Gather up the lines that contain "文化产业和小微企业的发展状况".

* * * * * * * * *

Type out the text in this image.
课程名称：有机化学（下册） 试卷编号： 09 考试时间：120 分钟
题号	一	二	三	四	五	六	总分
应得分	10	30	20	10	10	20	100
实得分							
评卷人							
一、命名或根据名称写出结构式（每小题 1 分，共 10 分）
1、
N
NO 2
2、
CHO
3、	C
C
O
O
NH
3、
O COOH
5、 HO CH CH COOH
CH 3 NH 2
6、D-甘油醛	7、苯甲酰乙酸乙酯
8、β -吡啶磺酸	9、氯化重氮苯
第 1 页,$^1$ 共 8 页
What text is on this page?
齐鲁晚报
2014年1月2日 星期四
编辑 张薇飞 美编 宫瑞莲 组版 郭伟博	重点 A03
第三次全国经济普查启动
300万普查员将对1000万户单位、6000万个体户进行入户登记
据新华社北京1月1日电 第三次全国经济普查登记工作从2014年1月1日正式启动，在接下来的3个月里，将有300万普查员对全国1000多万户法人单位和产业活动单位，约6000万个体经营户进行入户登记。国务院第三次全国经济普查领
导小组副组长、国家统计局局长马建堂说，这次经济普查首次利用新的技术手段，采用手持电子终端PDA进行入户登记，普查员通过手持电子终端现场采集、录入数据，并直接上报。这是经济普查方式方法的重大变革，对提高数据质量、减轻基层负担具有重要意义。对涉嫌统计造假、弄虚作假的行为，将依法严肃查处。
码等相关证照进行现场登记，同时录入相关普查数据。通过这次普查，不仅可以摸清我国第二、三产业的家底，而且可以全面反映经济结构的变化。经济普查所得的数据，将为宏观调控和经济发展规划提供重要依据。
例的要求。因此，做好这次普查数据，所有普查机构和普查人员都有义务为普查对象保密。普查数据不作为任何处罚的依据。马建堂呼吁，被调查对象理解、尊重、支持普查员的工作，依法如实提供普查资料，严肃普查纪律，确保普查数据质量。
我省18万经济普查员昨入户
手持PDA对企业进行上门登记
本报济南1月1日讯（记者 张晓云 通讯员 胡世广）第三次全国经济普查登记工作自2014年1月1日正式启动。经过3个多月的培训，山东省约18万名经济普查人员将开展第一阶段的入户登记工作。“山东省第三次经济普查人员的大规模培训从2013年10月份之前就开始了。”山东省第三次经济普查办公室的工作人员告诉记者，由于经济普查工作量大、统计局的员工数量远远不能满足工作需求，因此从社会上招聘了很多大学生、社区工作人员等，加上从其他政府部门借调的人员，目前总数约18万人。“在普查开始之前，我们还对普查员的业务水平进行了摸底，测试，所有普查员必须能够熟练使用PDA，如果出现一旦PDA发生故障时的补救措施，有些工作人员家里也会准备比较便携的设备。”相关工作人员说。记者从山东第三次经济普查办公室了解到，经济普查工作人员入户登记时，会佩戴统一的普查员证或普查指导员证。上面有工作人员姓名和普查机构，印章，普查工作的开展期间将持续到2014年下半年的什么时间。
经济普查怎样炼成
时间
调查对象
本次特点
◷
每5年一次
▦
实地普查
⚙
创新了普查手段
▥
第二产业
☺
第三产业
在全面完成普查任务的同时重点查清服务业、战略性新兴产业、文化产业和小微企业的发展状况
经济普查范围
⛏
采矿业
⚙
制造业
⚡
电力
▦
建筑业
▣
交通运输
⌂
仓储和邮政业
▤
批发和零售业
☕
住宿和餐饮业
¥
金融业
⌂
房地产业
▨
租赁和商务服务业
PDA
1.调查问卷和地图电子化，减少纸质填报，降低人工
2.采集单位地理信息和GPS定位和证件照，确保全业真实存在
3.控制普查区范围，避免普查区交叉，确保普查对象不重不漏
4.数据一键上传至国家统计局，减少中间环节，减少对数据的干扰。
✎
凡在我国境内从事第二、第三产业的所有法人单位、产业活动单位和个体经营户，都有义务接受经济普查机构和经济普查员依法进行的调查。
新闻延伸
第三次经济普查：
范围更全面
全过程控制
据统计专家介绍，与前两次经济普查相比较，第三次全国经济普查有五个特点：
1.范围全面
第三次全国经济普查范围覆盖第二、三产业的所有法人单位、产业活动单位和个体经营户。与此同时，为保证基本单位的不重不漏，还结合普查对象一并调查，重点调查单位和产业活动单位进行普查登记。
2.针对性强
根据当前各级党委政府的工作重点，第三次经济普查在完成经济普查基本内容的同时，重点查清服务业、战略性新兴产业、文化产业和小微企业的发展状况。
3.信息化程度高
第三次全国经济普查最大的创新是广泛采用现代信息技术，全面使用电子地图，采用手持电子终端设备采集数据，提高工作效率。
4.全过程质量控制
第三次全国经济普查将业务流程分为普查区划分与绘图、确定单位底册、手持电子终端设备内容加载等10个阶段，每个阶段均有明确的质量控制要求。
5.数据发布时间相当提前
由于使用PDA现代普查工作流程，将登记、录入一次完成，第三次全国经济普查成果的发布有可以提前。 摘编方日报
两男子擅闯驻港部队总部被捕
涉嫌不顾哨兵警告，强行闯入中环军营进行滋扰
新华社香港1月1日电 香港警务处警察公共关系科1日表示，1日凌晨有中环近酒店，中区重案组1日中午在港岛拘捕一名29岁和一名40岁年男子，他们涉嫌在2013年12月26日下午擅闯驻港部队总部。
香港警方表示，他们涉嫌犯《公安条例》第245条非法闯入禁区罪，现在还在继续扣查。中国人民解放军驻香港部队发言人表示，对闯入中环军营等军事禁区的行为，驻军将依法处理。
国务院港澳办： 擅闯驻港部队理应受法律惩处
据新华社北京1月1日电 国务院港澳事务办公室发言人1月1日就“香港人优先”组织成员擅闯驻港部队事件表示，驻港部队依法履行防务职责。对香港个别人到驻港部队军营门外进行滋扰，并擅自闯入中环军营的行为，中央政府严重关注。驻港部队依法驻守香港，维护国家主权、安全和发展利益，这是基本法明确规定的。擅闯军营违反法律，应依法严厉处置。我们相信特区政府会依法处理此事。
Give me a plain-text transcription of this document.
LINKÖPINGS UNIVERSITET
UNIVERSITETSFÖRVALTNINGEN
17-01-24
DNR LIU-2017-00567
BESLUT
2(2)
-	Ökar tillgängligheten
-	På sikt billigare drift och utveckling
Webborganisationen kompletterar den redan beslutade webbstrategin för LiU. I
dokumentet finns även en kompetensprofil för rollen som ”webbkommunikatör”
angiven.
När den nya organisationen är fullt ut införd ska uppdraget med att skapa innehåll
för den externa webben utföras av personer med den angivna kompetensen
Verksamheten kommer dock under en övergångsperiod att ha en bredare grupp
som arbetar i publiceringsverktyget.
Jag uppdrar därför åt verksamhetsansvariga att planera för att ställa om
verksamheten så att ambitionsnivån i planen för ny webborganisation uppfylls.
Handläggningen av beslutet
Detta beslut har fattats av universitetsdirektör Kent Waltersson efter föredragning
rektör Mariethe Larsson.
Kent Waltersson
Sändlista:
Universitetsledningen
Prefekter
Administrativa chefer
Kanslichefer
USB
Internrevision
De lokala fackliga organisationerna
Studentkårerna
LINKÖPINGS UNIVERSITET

* * * * * * * * *

— TASK SOLUTION —
在全面完成普查任务的同时重点查清服务业、战略性新兴产业、文化产业和小微企业的发展状况
根据当前各级党委政府的工作重点，第三次经济普查在完成经济普查基本内容的同时，重点查清服务业、战略性新兴产业、文化产业和小微企业的发展状况。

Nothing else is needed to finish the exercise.